== SOURCE RECORDS ==
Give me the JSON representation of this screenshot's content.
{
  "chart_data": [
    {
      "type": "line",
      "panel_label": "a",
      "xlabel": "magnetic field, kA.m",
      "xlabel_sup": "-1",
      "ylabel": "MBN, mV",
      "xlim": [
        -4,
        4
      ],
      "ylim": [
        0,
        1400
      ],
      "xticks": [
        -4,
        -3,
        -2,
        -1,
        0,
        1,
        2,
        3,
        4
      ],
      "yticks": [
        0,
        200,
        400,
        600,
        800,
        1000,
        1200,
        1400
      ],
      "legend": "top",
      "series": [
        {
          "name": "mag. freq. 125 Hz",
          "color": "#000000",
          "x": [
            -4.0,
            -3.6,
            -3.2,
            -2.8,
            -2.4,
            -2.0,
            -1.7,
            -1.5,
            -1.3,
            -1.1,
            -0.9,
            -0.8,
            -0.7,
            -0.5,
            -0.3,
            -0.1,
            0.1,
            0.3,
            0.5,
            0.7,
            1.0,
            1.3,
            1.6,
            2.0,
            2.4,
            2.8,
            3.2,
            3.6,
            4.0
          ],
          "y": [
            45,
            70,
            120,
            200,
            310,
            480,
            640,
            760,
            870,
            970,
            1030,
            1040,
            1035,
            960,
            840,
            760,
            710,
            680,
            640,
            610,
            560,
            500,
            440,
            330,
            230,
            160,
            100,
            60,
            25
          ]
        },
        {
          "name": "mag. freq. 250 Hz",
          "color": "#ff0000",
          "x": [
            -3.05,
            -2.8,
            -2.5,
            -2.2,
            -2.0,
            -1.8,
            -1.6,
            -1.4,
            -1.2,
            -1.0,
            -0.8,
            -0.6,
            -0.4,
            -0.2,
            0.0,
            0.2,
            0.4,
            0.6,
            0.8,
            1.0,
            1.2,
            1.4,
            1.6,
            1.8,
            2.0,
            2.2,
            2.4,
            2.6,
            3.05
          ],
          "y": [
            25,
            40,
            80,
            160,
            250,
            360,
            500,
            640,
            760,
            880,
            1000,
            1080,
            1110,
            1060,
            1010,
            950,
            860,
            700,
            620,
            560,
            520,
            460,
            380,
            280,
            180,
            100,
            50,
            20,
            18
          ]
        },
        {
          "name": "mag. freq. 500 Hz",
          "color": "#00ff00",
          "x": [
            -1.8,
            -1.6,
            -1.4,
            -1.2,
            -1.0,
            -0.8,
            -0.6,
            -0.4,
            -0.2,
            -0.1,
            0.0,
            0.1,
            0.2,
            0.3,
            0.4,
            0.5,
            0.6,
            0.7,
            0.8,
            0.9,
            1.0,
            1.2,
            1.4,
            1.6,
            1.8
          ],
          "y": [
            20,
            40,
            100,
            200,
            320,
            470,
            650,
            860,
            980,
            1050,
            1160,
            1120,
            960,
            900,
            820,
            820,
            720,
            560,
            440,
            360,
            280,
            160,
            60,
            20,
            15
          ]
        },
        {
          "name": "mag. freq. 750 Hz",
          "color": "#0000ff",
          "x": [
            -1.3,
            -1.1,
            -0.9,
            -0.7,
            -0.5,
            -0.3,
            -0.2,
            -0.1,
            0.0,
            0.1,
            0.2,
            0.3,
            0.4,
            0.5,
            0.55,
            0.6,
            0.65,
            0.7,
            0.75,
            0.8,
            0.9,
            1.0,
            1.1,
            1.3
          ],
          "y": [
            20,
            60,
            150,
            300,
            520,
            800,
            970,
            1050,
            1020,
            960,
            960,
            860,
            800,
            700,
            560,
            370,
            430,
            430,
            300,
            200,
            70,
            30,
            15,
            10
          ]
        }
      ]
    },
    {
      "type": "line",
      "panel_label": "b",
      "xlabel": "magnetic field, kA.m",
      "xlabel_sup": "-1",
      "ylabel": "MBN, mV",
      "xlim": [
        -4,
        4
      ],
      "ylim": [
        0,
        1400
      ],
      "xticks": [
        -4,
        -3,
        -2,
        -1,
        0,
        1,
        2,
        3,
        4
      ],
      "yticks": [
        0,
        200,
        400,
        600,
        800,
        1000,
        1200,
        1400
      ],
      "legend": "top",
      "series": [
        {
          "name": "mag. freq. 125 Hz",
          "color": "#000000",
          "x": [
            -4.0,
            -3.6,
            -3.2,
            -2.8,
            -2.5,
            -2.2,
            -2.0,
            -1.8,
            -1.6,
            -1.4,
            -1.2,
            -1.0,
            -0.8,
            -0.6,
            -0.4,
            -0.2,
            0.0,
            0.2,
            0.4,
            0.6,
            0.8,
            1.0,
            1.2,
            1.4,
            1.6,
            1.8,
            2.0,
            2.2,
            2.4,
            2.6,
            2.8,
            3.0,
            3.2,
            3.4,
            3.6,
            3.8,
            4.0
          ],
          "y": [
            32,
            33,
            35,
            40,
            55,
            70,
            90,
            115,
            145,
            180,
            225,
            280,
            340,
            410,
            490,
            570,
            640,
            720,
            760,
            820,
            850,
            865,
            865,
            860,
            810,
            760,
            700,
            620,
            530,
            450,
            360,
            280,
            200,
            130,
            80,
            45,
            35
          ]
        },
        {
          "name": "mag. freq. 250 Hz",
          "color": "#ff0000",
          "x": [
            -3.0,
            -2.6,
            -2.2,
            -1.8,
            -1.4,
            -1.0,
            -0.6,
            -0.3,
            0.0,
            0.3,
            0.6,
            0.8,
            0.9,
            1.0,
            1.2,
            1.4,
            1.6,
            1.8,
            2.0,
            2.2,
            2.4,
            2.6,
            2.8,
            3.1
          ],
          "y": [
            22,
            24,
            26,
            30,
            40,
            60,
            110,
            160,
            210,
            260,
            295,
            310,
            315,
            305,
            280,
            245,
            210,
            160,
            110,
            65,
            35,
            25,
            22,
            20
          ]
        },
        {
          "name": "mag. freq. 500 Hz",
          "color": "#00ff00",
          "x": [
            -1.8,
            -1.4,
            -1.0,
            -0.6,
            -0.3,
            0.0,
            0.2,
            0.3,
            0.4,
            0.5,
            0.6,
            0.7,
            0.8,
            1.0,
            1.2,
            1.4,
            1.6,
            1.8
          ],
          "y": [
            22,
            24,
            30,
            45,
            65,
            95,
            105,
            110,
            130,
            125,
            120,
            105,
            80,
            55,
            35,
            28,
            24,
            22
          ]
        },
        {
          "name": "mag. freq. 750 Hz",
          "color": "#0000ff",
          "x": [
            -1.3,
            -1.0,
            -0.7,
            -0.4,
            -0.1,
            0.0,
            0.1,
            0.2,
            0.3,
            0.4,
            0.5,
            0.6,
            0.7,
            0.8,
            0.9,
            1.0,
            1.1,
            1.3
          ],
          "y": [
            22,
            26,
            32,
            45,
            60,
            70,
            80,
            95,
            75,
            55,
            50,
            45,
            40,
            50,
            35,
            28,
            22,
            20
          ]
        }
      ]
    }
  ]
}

== WORK TO DO ==
Retype the listing. Match it exactly.

== THE OUTPUT ==
Give me the JSON representation of this screenshot's content.
{
  "chart_data": [
    {
      "type": "line",
      "panel_label": "a",
      "xlabel": "magnetic field, kA.m",
      "xlabel_sup": "-1",
      "ylabel": "MBN, mV",
      "xlim": [
        -4,
        4
      ],
      "ylim": [
        0,
        1400
      ],
      "xticks": [
        -4,
        -3,
        -2,
        -1,
        0,
        1,
        2,
        3,
        4
      ],
      "yticks": [
        0,
        200,
        400,
        600,
        800,
        1000,
        1200,
        1400
      ],
      "legend": "top",
      "series": [
        {
          "name": "mag. freq. 125 Hz",
          "color": "#000000",
          "x": [
            -4.0,
            -3.6,
            -3.2,
            -2.8,
            -2.4,
            -2.0,
            -1.7,
            -1.5,
            -1.3,
            -1.1,
            -0.9,
            -0.8,
            -0.7,
            -0.5,
            -0.3,
            -0.1,
            0.1,
            0.3,
            0.5,
            0.7,
            1.0,
            1.3,
            1.6,
            2.0,
            2.4,
            2.8,
            3.2,
            3.6,
            4.0
          ],
          "y": [
            45,
            70,
            120,
            200,
            310,
            480,
            640,
            760,
            870,
            970,
            1030,
            1040,
            1035,
            960,
            840,
            760,
            710,
            680,
            640,
            610,
            560,
            500,
            440,
            330,
            230,
            160,
            100,
            60,
            25
          ]
        },
        {
          "name": "mag. freq. 250 Hz",
          "color": "#ff0000",
          "x": [
            -3.05,
            -2.8,
            -2.5,
            -2.2,
            -2.0,
            -1.8,
            -1.6,
            -1.4,
            -1.2,
            -1.0,
            -0.8,
            -0.6,
            -0.4,
            -0.2,
            0.0,
            0.2,
            0.4,
            0.6,
            0.8,
            1.0,
            1.2,
            1.4,
            1.6,
            1.8,
            2.0,
            2.2,
            2.4,
            2.6,
            3.05
          ],
          "y": [
            25,
            40,
            80,
            160,
            250,
            360,
            500,
            640,
            760,
            880,
            1000,
            1080,
            1110,
            1060,
            1010,
            950,
            860,
            700,
            620,
            560,
            520,
            460,
            380,
            280,
            180,
            100,
            50,
            20,
            18
          ]
        },
        {
          "name": "mag. freq. 500 Hz",
          "color": "#00ff00",
          "x": [
            -1.8,
            -1.6,
            -1.4,
            -1.2,
            -1.0,
            -0.8,
            -0.6,
            -0.4,
            -0.2,
            -0.1,
            0.0,
            0.1,
            0.2,
            0.3,
            0.4,
            0.5,
            0.6,
            0.7,
            0.8,
            0.9,
            1.0,
            1.2,
            1.4,
            1.6,
            1.8
          ],
          "y": [
            20,
            40,
            100,
            200,
            320,
            470,
            650,
            860,
            980,
            1050,
            1160,
            1120,
            960,
            900,
            820,
            820,
            720,
            560,
            440,
            360,
            280,
            160,
            60,
            20,
            15
          ]
        },
        {
          "name": "mag. freq. 750 Hz",
          "color": "#0000ff",
          "x": [
            -1.3,
            -1.1,
            -0.9,
            -0.7,
            -0.5,
            -0.3,
            -0.2,
            -0.1,
            0.0,
            0.1,
            0.2,
            0.3,
            0.4,
            0.5,
            0.55,
            0.6,
            0.65,
            0.7,
            0.75,
            0.8,
            0.9,
            1.0,
            1.1,
            1.3
          ],
          "y": [
            20,
            60,
            150,
            300,
            520,
            800,
            970,
            1050,
            1020,
            960,
            960,
            860,
            800,
            700,
            560,
            370,
            430,
            430,
            300,
            200,
            70,
            30,
            15,
            10
          ]
        }
      ]
    },
    {
      "type": "line",
      "panel_label": "b",
      "xlabel": "magnetic field, kA.m",
      "xlabel_sup": "-1",
      "ylabel": "MBN, mV",
      "xlim": [
        -4,
        4
      ],
      "ylim": [
        0,
        1400
      ],
      "xticks": [
        -4,
        -3,
        -2,
        -1,
        0,
        1,
        2,
        3,
        4
      ],
      "yticks": [
        0,
        200,
        400,
        600,
        800,
        1000,
        1200,
        1400
      ],
      "legend": "top",
      "series": [
        {
          "name": "mag. freq. 125 Hz",
          "color": "#000000",
          "x": [
            -4.0,
            -3.6,
            -3.2,
            -2.8,
            -2.5,
            -2.2,
            -2.0,
            -1.8,
            -1.6,
            -1.4,
            -1.2,
            -1.0,
            -0.8,
            -0.6,
            -0.4,
            -0.2,
            0.0,
            0.2,
            0.4,
            0.6,
            0.8,
            1.0,
            1.2,
            1.4,
            1.6,
            1.8,
            2.0,
            2.2,
            2.4,
            2.6,
            2.8,
            3.0,
            3.2,
            3.4,
            3.6,
            3.8,
            4.0
          ],
          "y": [
            32,
            33,
            35,
            40,
            55,
            70,
            90,
            115,
            145,
            180,
            225,
            280,
            340,
            410,
            490,
            570,
            640,
            720,
            760,
            820,
            850,
            865,
            865,
            860,
            810,
            760,
            700,
            620,
            530,
            450,
            360,
            280,
            200,
            130,
            80,
            45,
            35
          ]
        },
        {
          "name": "mag. freq. 250 Hz",
          "color": "#ff0000",
          "x": [
            -3.0,
            -2.6,
            -2.2,
            -1.8,
            -1.4,
            -1.0,
            -0.6,
            -0.3,
            0.0,
            0.3,
            0.6,
            0.8,
            0.9,
            1.0,
            1.2,
            1.4,
            1.6,
            1.8,
            2.0,
            2.2,
            2.4,
            2.6,
            2.8,
            3.1
          ],
          "y": [
            22,
            24,
            26,
            30,
            40,
            60,
            110,
            160,
            210,
            260,
            295,
            310,
            315,
            305,
            280,
            245,
            210,
            160,
            110,
            65,
            35,
            25,
            22,
            20
          ]
        },
        {
          "name": "mag. freq. 500 Hz",
          "color": "#00ff00",
          "x": [
            -1.8,
            -1.4,
            -1.0,
            -0.6,
            -0.3,
            0.0,
            0.2,
            0.3,
            0.4,
            0.5,
            0.6,
            0.7,
            0.8,
            1.0,
            1.2,
            1.4,
            1.6,
            1.8
          ],
          "y": [
            22,
            24,
            30,
            45,
            65,
            95,
            105,
            110,
            130,
            125,
            120,
            105,
            80,
            55,
            35,
            28,
            24,
            22
          ]
        },
        {
          "name": "mag. freq. 750 Hz",
          "color": "#0000ff",
          "x": [
            -1.3,
            -1.0,
            -0.7,
            -0.4,
            -0.1,
            0.0,
            0.1,
            0.2,
            0.3,
            0.4,
            0.5,
            0.6,
            0.7,
            0.8,
            0.9,
            1.0,
            1.1,
            1.3
          ],
          "y": [
            22,
            26,
            32,
            45,
            60,
            70,
            80,
            95,
            75,
            55,
            50,
            45,
            40,
            50,
            35,
            28,
            22,
            20
          ]
        }
      ]
    }
  ]
}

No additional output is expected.